++++ DATASET ROWS ++++
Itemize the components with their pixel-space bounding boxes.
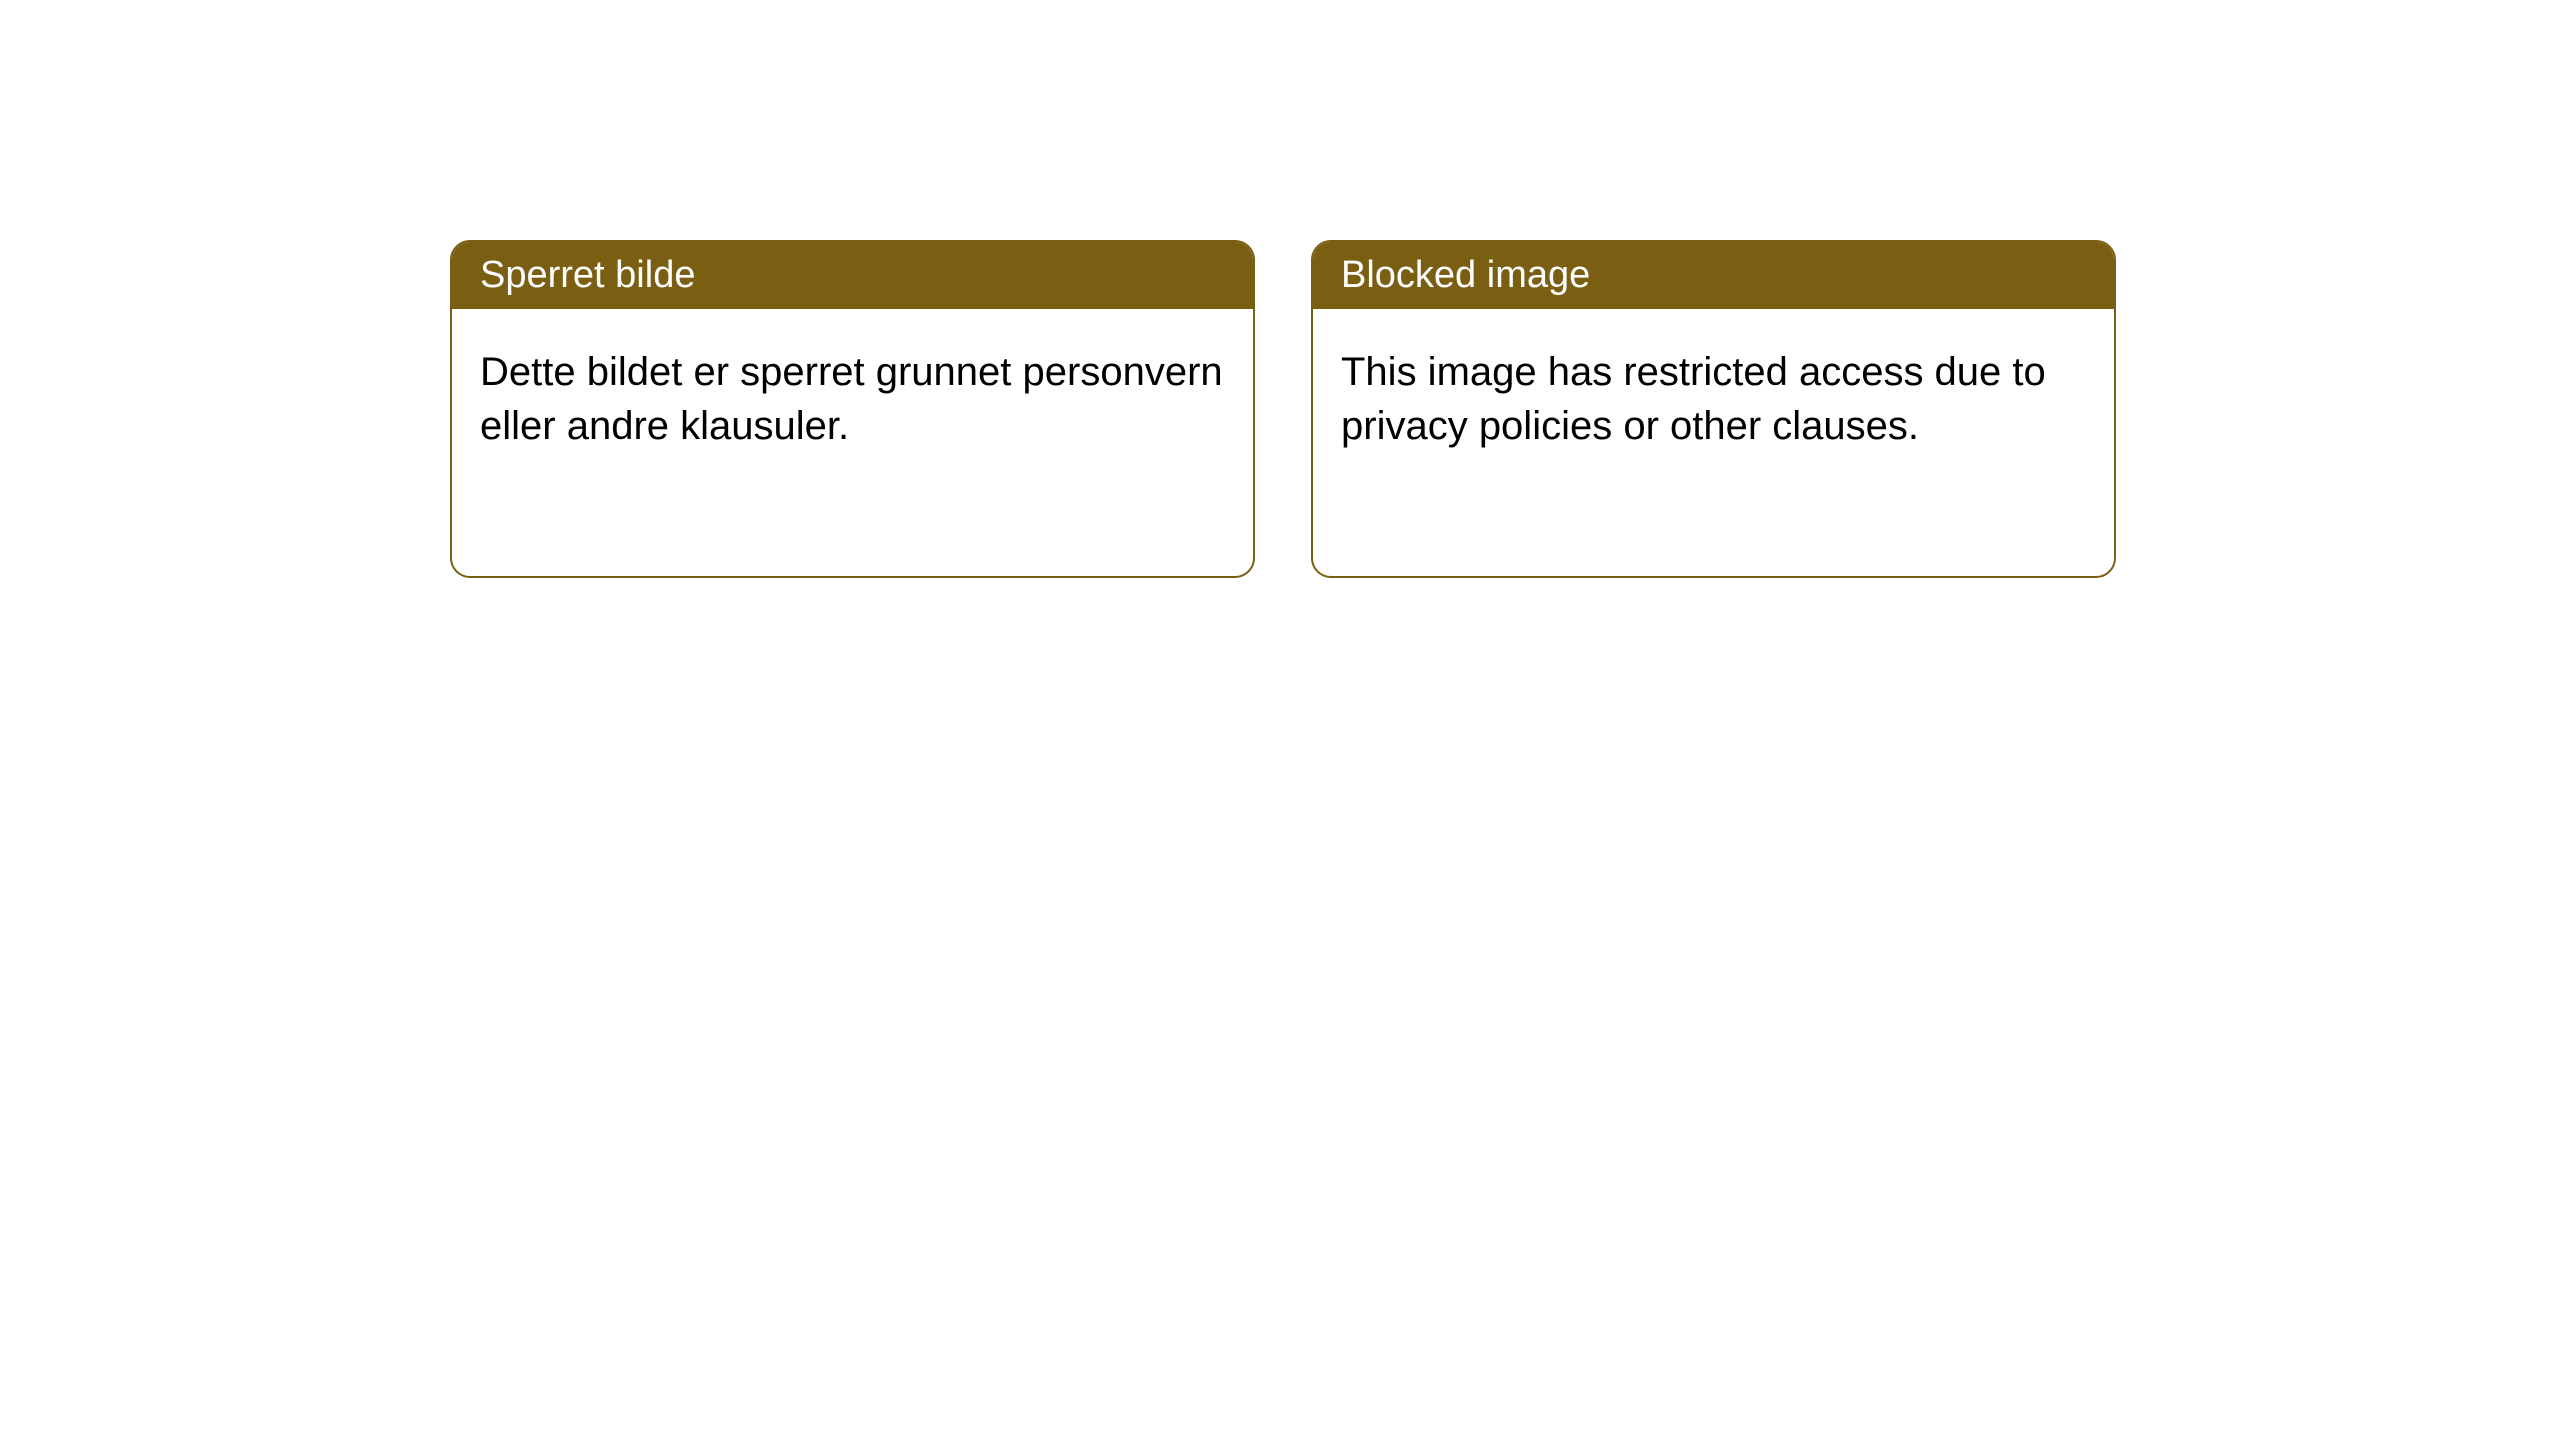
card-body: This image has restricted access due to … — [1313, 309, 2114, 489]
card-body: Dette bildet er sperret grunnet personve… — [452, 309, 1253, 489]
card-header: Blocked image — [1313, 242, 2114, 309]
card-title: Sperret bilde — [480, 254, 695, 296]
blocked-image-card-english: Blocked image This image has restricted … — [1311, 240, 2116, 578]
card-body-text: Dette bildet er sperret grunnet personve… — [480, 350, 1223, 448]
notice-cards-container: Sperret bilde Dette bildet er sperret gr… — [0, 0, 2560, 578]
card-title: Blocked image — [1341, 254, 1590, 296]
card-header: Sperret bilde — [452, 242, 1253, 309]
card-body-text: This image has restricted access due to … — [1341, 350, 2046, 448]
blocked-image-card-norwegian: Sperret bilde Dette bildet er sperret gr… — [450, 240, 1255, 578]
++++
◆ **PROBLEM REQUIREMENTS**:
Pull out each line of the records above that contains the string "Dette". Case counts.

◆ **ANSWER**:
card-body: Dette bildet er sperret grunnet personve… — [452, 309, 1253, 489]
card-body-text: Dette bildet er sperret grunnet personve… — [480, 350, 1223, 448]
notice-cards-container: Sperret bilde Dette bildet er sperret gr… — [0, 0, 2560, 578]
blocked-image-card-norwegian: Sperret bilde Dette bildet er sperret gr… — [450, 240, 1255, 578]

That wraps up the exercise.